What this task involves
Filter this data down to the lines that hold "JSON", and copy them.

Task data
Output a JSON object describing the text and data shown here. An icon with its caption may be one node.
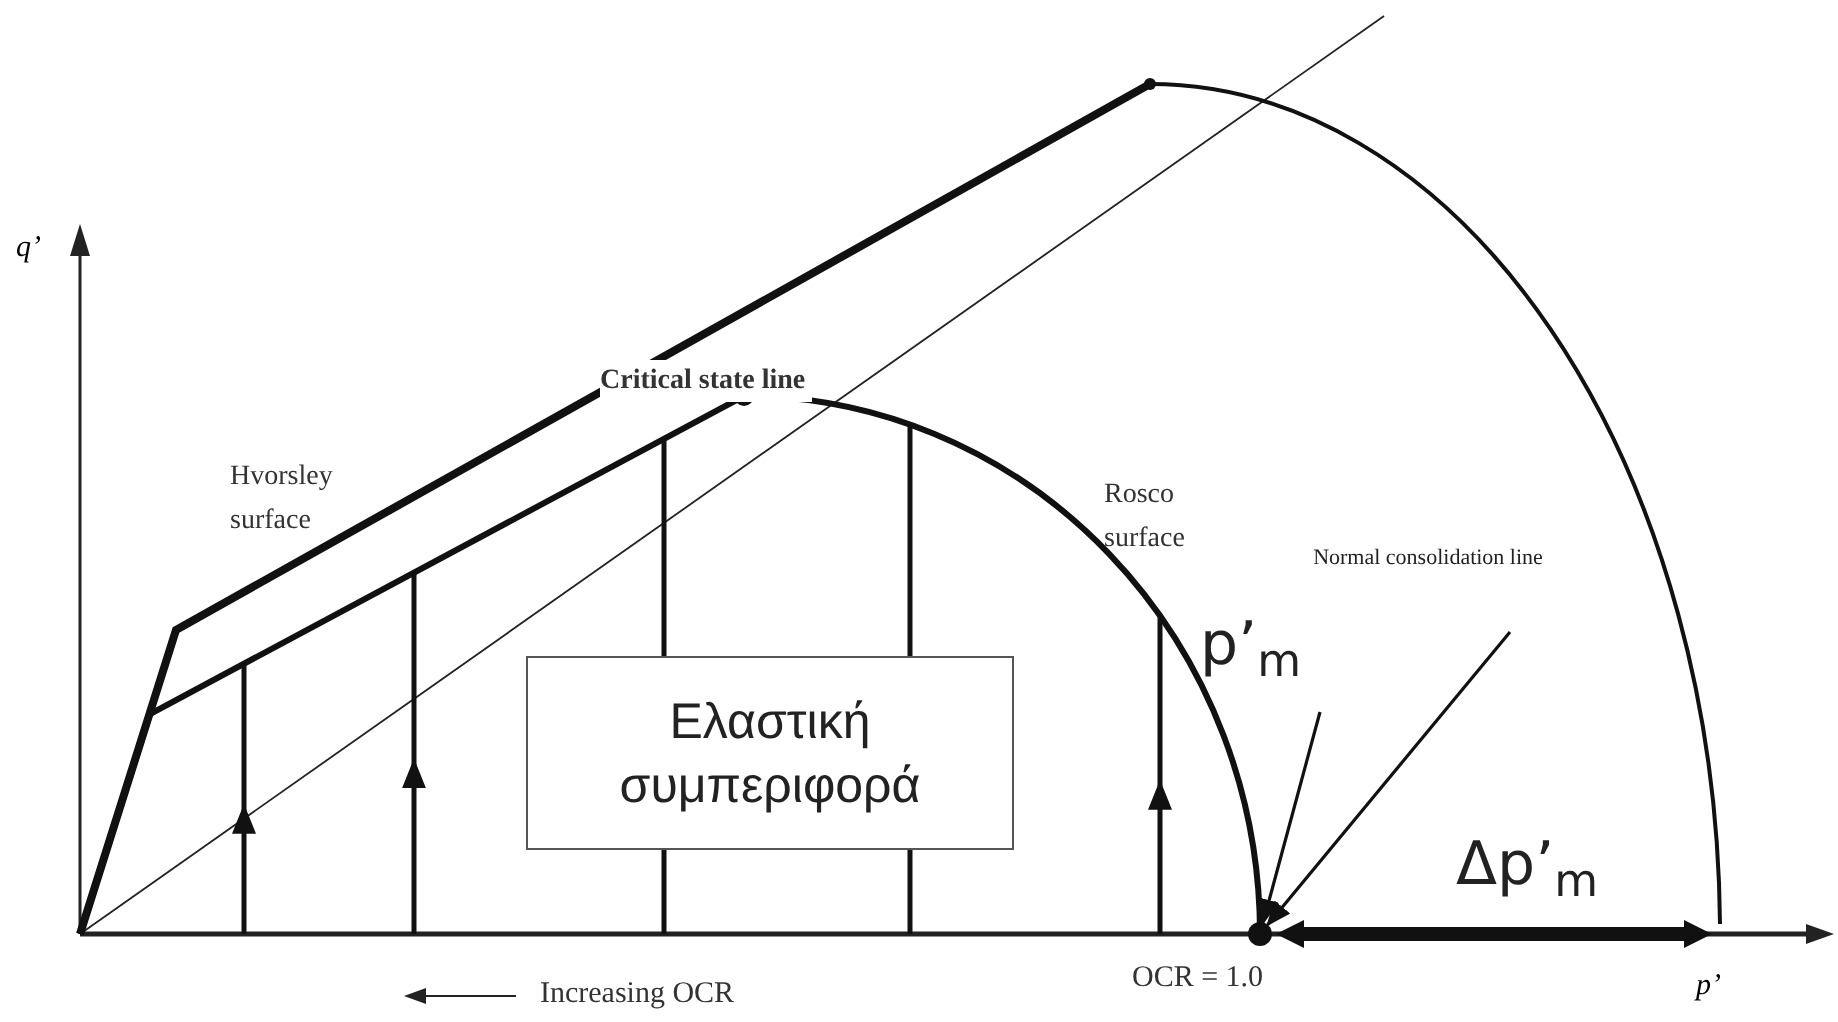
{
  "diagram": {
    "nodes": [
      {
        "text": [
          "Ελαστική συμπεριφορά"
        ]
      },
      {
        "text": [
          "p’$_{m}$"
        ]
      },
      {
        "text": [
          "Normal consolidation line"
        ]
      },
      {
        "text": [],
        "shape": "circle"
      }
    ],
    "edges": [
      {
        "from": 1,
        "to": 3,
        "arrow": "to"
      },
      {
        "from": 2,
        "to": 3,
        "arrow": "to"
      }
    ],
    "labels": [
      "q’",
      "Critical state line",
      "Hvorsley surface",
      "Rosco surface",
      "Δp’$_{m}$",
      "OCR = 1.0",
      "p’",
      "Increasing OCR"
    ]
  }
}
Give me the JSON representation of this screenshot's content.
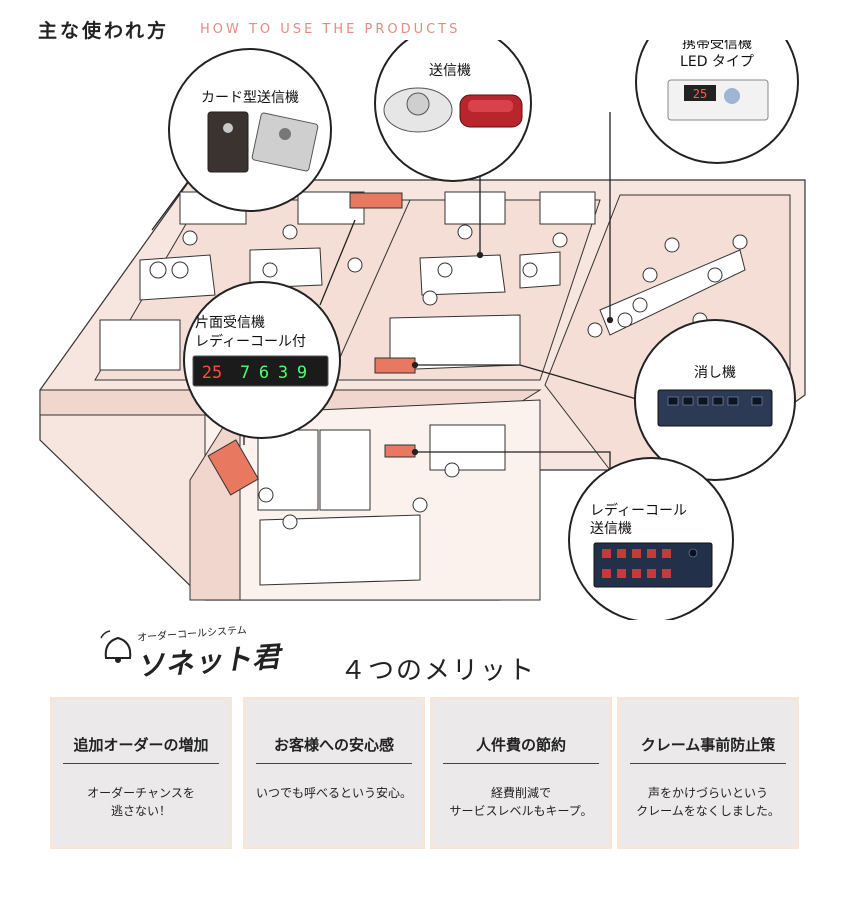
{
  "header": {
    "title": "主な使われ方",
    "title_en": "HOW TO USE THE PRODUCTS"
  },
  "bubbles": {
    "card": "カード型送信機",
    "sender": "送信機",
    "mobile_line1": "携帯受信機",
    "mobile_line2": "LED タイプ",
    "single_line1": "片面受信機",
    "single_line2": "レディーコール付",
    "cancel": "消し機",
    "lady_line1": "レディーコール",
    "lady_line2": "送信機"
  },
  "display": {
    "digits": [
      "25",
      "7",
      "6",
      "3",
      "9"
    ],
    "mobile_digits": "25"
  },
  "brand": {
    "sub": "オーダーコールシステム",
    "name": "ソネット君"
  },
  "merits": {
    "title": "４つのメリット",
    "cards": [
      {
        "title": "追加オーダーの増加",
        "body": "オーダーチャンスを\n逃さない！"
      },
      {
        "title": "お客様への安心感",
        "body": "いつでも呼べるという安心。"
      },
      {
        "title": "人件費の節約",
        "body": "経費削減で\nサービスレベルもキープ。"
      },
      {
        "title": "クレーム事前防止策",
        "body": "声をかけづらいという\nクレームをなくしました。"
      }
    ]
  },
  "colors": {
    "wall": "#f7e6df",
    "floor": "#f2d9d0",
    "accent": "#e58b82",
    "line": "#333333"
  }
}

Result
Output a JSON object describing the text and data shown here. An icon with its caption may be one node.
Give me the JSON representation of this screenshot's content.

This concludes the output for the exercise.